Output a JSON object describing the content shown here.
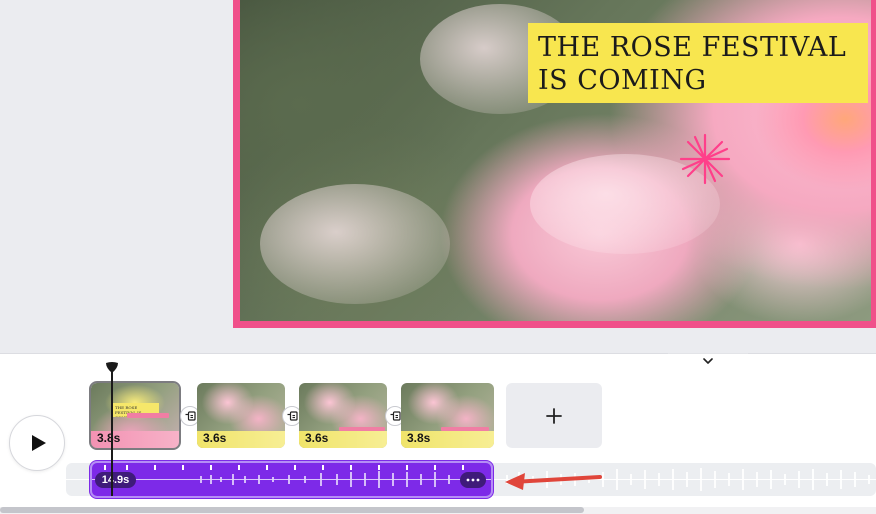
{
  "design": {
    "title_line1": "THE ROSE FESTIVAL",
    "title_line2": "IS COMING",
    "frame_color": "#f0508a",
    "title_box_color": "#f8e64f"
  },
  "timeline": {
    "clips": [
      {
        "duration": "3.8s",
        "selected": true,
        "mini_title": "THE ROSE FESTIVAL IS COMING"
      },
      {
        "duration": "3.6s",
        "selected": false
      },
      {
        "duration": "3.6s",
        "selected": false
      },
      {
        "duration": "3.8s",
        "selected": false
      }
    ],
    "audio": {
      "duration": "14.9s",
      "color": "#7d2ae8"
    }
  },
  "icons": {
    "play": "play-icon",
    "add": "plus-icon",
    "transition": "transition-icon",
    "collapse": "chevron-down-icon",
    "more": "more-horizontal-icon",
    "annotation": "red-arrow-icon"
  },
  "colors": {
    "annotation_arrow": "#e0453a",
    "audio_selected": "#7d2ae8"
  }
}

○ ○ ○ ○ ○

What you should do: Locate the word "FESTIVAL" in the entries, and copy every line where it is found.

Task result:
    "title_line1": "THE ROSE FESTIVAL",
        "mini_title": "THE ROSE FESTIVAL IS COMING"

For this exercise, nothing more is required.